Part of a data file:
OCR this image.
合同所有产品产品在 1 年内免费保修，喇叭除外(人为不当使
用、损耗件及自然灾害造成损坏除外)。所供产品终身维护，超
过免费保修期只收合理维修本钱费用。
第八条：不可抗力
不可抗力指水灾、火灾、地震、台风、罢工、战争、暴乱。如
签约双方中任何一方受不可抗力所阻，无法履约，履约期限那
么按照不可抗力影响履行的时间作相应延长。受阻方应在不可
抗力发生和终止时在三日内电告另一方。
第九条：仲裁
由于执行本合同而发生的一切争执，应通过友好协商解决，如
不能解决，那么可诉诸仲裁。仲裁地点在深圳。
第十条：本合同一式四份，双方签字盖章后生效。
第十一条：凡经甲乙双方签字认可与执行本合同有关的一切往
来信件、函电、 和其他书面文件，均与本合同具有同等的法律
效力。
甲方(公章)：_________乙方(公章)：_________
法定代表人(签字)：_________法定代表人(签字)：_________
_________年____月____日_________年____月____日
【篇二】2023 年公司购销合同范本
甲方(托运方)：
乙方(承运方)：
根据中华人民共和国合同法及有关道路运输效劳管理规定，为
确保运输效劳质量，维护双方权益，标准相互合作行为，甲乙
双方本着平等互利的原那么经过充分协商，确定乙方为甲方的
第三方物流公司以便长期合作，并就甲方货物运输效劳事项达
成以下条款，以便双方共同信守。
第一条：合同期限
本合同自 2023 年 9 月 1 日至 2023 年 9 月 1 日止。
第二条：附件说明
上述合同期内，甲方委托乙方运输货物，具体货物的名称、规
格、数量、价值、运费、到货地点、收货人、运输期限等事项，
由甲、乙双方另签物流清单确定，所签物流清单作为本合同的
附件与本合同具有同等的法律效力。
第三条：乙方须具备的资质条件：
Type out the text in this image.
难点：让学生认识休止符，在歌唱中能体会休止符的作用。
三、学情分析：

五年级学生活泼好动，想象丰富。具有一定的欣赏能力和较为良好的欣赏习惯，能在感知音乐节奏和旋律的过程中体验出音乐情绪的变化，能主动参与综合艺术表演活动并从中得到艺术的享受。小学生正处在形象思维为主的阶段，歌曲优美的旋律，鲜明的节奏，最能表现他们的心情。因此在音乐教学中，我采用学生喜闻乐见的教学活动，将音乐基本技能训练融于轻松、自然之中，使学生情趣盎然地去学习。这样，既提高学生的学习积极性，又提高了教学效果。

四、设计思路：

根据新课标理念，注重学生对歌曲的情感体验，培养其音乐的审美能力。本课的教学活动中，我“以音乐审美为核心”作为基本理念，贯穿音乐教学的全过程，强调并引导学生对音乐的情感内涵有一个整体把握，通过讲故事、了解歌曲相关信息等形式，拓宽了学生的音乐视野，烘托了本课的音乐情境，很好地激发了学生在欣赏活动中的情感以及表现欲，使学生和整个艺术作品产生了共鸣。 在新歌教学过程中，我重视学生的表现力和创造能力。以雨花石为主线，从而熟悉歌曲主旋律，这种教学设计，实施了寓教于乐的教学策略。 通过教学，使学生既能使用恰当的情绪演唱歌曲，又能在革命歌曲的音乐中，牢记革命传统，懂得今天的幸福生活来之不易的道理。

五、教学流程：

> [Exercise prompt]: Report every line containing the word "this" from the listing above.

> [Solution to the problem]:
OCR this image.
Type out the text in this image.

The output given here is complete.